**Material for this task**

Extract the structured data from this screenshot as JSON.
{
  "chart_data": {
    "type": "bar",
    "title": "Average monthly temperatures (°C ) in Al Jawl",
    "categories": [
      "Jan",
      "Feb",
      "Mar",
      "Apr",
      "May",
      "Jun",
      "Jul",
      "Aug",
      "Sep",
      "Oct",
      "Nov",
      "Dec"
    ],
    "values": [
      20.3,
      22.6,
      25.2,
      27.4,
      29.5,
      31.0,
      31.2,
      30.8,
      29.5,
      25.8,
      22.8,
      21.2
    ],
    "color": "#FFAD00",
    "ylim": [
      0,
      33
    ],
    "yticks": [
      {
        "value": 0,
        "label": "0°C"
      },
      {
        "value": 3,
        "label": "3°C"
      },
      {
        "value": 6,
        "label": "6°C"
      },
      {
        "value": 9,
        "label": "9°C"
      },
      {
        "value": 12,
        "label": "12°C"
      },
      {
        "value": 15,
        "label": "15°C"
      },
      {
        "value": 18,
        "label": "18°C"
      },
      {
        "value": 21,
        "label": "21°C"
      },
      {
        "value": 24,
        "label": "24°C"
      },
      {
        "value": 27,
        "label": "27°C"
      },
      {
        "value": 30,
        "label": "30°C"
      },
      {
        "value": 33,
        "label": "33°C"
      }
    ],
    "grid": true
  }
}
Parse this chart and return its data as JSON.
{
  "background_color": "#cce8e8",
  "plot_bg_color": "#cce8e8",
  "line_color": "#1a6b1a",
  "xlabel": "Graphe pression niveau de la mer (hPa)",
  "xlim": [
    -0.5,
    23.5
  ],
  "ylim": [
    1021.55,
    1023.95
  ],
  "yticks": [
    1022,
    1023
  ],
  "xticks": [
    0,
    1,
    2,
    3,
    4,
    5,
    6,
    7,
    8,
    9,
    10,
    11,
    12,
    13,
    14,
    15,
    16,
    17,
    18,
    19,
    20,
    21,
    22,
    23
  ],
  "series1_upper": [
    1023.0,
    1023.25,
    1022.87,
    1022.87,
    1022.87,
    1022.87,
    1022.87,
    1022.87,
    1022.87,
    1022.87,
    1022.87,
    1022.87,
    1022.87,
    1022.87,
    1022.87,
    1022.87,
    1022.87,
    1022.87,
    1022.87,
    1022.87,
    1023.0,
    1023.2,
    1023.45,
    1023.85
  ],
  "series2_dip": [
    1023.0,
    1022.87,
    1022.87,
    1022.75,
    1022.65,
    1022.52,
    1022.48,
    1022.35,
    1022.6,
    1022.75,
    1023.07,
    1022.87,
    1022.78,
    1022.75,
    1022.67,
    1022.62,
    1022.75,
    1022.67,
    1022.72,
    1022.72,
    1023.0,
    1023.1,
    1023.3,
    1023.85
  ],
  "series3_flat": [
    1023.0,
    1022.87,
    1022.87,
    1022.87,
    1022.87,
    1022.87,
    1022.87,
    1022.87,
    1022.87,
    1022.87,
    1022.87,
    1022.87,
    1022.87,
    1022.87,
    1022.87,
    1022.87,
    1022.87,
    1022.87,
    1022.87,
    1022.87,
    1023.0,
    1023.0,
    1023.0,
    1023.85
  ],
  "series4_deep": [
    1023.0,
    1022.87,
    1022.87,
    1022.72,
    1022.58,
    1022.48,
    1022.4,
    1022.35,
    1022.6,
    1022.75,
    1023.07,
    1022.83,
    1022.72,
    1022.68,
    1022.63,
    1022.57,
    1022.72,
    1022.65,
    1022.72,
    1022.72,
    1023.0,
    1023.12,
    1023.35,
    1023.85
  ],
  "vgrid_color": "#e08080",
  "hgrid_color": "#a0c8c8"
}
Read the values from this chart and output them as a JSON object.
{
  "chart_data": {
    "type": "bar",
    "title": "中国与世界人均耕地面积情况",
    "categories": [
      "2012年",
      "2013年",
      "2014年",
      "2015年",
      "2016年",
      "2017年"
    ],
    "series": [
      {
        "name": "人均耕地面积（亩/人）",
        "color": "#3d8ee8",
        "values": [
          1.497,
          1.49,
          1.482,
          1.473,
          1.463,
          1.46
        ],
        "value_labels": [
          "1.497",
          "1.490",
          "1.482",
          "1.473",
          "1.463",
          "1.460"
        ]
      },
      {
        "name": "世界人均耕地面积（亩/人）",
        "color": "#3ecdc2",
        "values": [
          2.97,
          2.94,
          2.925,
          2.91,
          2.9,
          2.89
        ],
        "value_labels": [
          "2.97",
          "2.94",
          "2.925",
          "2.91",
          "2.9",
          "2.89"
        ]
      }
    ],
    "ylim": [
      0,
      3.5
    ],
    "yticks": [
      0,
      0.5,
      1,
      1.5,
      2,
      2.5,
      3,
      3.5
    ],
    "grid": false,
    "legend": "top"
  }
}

**Exercise prompt**
Reproduce the listing shown above in its entirety, exactly.

**Output for this exercise**
Extract the structured data from this screenshot as JSON.
{
  "chart_data": {
    "type": "bar",
    "title": "Average monthly temperatures (°C ) in Al Jawl",
    "categories": [
      "Jan",
      "Feb",
      "Mar",
      "Apr",
      "May",
      "Jun",
      "Jul",
      "Aug",
      "Sep",
      "Oct",
      "Nov",
      "Dec"
    ],
    "values": [
      20.3,
      22.6,
      25.2,
      27.4,
      29.5,
      31.0,
      31.2,
      30.8,
      29.5,
      25.8,
      22.8,
      21.2
    ],
    "color": "#FFAD00",
    "ylim": [
      0,
      33
    ],
    "yticks": [
      {
        "value": 0,
        "label": "0°C"
      },
      {
        "value": 3,
        "label": "3°C"
      },
      {
        "value": 6,
        "label": "6°C"
      },
      {
        "value": 9,
        "label": "9°C"
      },
      {
        "value": 12,
        "label": "12°C"
      },
      {
        "value": 15,
        "label": "15°C"
      },
      {
        "value": 18,
        "label": "18°C"
      },
      {
        "value": 21,
        "label": "21°C"
      },
      {
        "value": 24,
        "label": "24°C"
      },
      {
        "value": 27,
        "label": "27°C"
      },
      {
        "value": 30,
        "label": "30°C"
      },
      {
        "value": 33,
        "label": "33°C"
      }
    ],
    "grid": true
  }
}
Parse this chart and return its data as JSON.
{
  "background_color": "#cce8e8",
  "plot_bg_color": "#cce8e8",
  "line_color": "#1a6b1a",
  "xlabel": "Graphe pression niveau de la mer (hPa)",
  "xlim": [
    -0.5,
    23.5
  ],
  "ylim": [
    1021.55,
    1023.95
  ],
  "yticks": [
    1022,
    1023
  ],
  "xticks": [
    0,
    1,
    2,
    3,
    4,
    5,
    6,
    7,
    8,
    9,
    10,
    11,
    12,
    13,
    14,
    15,
    16,
    17,
    18,
    19,
    20,
    21,
    22,
    23
  ],
  "series1_upper": [
    1023.0,
    1023.25,
    1022.87,
    1022.87,
    1022.87,
    1022.87,
    1022.87,
    1022.87,
    1022.87,
    1022.87,
    1022.87,
    1022.87,
    1022.87,
    1022.87,
    1022.87,
    1022.87,
    1022.87,
    1022.87,
    1022.87,
    1022.87,
    1023.0,
    1023.2,
    1023.45,
    1023.85
  ],
  "series2_dip": [
    1023.0,
    1022.87,
    1022.87,
    1022.75,
    1022.65,
    1022.52,
    1022.48,
    1022.35,
    1022.6,
    1022.75,
    1023.07,
    1022.87,
    1022.78,
    1022.75,
    1022.67,
    1022.62,
    1022.75,
    1022.67,
    1022.72,
    1022.72,
    1023.0,
    1023.1,
    1023.3,
    1023.85
  ],
  "series3_flat": [
    1023.0,
    1022.87,
    1022.87,
    1022.87,
    1022.87,
    1022.87,
    1022.87,
    1022.87,
    1022.87,
    1022.87,
    1022.87,
    1022.87,
    1022.87,
    1022.87,
    1022.87,
    1022.87,
    1022.87,
    1022.87,
    1022.87,
    1022.87,
    1023.0,
    1023.0,
    1023.0,
    1023.85
  ],
  "series4_deep": [
    1023.0,
    1022.87,
    1022.87,
    1022.72,
    1022.58,
    1022.48,
    1022.4,
    1022.35,
    1022.6,
    1022.75,
    1023.07,
    1022.83,
    1022.72,
    1022.68,
    1022.63,
    1022.57,
    1022.72,
    1022.65,
    1022.72,
    1022.72,
    1023.0,
    1023.12,
    1023.35,
    1023.85
  ],
  "vgrid_color": "#e08080",
  "hgrid_color": "#a0c8c8"
}
Read the values from this chart and output them as a JSON object.
{
  "chart_data": {
    "type": "bar",
    "title": "中国与世界人均耕地面积情况",
    "categories": [
      "2012年",
      "2013年",
      "2014年",
      "2015年",
      "2016年",
      "2017年"
    ],
    "series": [
      {
        "name": "人均耕地面积（亩/人）",
        "color": "#3d8ee8",
        "values": [
          1.497,
          1.49,
          1.482,
          1.473,
          1.463,
          1.46
        ],
        "value_labels": [
          "1.497",
          "1.490",
          "1.482",
          "1.473",
          "1.463",
          "1.460"
        ]
      },
      {
        "name": "世界人均耕地面积（亩/人）",
        "color": "#3ecdc2",
        "values": [
          2.97,
          2.94,
          2.925,
          2.91,
          2.9,
          2.89
        ],
        "value_labels": [
          "2.97",
          "2.94",
          "2.925",
          "2.91",
          "2.9",
          "2.89"
        ]
      }
    ],
    "ylim": [
      0,
      3.5
    ],
    "yticks": [
      0,
      0.5,
      1,
      1.5,
      2,
      2.5,
      3,
      3.5
    ],
    "grid": false,
    "legend": "top"
  }
}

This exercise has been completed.